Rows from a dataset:
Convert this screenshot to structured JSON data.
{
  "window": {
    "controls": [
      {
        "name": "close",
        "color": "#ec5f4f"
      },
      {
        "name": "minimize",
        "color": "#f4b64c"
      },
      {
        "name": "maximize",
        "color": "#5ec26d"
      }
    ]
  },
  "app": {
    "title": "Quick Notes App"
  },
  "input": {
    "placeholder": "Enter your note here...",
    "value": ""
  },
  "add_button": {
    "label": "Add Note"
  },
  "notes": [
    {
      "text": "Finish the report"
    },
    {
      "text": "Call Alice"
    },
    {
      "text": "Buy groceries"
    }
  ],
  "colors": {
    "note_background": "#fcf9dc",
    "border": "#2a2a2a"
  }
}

__Written exercise__: Go through the records. Copy each line where "text" appears.

__Written response__:
      "text": "Finish the report"
      "text": "Call Alice"
      "text": "Buy groceries"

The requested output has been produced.